• Exercise instructions: Using the records below, report how many lines hold "sono", with no extra text.

(Saved entries)
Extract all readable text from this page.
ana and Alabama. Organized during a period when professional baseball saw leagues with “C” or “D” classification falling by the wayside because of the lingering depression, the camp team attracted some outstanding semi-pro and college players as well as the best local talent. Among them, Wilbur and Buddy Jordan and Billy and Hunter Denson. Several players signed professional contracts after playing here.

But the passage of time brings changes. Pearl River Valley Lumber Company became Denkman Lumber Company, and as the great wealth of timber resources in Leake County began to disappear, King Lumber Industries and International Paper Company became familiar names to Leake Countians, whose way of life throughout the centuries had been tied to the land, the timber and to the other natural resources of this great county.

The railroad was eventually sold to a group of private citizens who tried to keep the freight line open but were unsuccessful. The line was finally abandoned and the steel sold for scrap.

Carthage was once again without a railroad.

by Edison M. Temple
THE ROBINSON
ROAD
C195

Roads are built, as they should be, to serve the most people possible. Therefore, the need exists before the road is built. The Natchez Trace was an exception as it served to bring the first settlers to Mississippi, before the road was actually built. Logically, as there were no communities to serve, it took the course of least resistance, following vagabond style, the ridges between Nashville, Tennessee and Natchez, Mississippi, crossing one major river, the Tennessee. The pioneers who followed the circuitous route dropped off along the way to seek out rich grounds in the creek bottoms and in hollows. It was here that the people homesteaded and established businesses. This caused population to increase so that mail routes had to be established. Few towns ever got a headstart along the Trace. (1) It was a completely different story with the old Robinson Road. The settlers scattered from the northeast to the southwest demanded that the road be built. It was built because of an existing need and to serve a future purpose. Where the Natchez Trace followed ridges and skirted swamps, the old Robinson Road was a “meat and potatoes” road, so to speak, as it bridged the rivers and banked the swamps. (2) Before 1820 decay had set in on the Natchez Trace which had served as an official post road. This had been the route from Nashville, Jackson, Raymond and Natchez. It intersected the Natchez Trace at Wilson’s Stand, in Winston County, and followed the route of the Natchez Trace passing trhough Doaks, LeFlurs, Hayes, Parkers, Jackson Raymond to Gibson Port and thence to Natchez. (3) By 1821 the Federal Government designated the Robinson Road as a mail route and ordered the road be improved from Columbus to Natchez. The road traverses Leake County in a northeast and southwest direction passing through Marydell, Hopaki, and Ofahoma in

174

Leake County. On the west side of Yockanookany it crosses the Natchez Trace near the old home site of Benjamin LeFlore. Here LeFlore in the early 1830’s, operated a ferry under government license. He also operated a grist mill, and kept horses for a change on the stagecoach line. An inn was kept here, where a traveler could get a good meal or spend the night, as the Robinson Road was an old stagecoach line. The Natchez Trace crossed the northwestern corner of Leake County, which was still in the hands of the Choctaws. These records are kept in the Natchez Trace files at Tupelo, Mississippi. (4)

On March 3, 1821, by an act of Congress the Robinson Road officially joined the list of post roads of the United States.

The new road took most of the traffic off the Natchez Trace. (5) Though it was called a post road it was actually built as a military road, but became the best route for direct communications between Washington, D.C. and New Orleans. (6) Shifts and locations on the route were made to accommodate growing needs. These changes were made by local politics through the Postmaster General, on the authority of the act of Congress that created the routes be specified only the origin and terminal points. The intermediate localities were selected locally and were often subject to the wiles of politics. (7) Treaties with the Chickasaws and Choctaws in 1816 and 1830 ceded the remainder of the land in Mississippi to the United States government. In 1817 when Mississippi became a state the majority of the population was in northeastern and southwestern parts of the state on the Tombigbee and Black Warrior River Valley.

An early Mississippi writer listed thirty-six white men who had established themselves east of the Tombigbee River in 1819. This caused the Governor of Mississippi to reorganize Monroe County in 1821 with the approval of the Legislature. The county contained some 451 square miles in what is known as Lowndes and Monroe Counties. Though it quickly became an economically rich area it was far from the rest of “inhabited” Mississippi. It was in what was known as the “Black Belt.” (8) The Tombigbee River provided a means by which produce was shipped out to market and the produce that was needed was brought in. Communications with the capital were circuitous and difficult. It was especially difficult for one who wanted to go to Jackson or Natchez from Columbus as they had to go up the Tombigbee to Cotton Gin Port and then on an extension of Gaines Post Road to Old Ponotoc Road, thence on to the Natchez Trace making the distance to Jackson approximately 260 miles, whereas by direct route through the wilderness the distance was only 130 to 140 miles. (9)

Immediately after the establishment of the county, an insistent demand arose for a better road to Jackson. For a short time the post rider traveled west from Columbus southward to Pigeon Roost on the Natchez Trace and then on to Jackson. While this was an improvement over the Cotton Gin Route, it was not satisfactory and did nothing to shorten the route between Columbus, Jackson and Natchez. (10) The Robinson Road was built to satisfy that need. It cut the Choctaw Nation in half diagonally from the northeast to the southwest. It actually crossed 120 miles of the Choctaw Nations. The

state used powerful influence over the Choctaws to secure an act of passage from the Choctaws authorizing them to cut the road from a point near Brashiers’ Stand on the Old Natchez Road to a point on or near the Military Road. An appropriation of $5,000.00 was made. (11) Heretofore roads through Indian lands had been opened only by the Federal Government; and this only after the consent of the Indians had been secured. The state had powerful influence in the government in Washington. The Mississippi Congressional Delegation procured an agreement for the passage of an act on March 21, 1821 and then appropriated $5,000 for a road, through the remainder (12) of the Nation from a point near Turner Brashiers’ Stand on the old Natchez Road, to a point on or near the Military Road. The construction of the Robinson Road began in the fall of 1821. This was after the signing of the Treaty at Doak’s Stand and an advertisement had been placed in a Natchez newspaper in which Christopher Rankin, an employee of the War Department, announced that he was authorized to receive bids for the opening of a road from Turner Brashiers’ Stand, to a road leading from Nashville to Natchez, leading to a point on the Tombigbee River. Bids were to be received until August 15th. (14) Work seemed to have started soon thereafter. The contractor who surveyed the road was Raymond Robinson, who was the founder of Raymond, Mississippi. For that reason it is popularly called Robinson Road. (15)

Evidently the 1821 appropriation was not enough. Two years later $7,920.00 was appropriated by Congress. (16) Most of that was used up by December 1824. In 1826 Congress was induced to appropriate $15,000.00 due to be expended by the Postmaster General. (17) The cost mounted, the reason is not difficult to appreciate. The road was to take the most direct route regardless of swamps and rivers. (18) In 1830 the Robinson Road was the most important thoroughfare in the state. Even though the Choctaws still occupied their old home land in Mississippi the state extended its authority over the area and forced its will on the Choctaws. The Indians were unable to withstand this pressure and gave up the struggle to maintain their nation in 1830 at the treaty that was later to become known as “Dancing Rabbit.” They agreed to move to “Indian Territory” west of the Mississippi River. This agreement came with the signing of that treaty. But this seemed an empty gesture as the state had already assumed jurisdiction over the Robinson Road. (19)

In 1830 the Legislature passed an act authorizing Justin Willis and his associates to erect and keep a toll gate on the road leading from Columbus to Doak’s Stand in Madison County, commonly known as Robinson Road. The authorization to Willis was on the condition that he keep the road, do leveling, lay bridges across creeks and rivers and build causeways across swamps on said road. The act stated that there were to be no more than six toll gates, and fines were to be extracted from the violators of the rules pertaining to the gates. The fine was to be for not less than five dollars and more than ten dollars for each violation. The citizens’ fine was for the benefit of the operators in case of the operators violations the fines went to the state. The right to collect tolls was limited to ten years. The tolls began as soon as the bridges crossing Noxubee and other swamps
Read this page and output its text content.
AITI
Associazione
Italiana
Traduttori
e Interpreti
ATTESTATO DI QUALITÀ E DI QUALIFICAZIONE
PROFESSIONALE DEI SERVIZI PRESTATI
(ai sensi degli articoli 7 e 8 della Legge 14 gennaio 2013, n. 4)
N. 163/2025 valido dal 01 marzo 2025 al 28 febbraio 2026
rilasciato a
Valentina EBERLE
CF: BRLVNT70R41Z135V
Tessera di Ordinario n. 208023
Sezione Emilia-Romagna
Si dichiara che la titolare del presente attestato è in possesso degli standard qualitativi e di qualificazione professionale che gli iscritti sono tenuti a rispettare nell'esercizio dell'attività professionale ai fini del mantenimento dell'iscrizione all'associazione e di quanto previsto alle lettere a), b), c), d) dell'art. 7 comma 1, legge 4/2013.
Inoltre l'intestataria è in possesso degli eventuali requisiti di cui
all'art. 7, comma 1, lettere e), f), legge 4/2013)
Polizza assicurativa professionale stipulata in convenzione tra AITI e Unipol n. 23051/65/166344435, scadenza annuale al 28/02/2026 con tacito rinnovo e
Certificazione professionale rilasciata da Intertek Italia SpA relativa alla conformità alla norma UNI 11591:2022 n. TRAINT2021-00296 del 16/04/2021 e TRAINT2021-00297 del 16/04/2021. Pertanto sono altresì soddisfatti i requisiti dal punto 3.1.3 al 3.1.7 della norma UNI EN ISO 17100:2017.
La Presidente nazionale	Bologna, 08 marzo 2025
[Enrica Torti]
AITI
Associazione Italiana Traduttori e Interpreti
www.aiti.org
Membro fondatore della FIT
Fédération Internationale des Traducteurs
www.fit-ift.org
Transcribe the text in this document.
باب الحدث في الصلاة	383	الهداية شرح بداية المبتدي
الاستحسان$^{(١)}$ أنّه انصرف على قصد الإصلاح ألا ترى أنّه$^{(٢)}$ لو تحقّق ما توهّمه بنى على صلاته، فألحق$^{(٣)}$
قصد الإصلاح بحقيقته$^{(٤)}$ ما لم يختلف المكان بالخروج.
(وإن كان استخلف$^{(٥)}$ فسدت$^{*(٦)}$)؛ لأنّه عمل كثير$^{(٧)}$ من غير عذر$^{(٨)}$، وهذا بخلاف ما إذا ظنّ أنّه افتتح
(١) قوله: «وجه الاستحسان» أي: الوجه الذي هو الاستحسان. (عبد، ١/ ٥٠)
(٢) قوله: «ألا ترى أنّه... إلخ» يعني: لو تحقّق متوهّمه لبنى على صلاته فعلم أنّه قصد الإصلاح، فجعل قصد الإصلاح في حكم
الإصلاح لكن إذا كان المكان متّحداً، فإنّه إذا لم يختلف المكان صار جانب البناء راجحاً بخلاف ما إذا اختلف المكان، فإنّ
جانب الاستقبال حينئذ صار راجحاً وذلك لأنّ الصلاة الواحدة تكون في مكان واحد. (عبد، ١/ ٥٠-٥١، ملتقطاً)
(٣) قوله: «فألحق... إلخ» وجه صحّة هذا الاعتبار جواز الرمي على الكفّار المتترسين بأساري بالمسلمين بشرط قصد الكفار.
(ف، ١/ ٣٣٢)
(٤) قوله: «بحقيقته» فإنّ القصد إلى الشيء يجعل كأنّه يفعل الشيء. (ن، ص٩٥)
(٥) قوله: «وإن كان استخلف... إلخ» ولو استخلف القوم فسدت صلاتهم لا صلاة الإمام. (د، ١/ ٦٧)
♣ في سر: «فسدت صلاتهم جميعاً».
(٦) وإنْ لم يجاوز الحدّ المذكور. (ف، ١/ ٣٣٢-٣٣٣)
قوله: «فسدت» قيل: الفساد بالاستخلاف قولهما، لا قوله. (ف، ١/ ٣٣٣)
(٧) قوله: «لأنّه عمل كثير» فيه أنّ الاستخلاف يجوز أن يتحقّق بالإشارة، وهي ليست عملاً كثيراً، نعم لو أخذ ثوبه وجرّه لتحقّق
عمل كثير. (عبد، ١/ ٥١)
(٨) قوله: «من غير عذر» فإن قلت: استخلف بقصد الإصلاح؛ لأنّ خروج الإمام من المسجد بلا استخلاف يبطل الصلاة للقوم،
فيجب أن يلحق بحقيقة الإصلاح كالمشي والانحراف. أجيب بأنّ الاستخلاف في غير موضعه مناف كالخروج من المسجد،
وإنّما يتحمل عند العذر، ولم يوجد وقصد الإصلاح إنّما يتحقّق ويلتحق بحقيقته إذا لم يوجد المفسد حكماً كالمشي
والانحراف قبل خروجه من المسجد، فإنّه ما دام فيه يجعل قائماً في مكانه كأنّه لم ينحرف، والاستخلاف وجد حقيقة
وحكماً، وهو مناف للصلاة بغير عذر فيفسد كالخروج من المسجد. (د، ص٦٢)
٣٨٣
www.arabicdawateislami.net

• Answer below: 2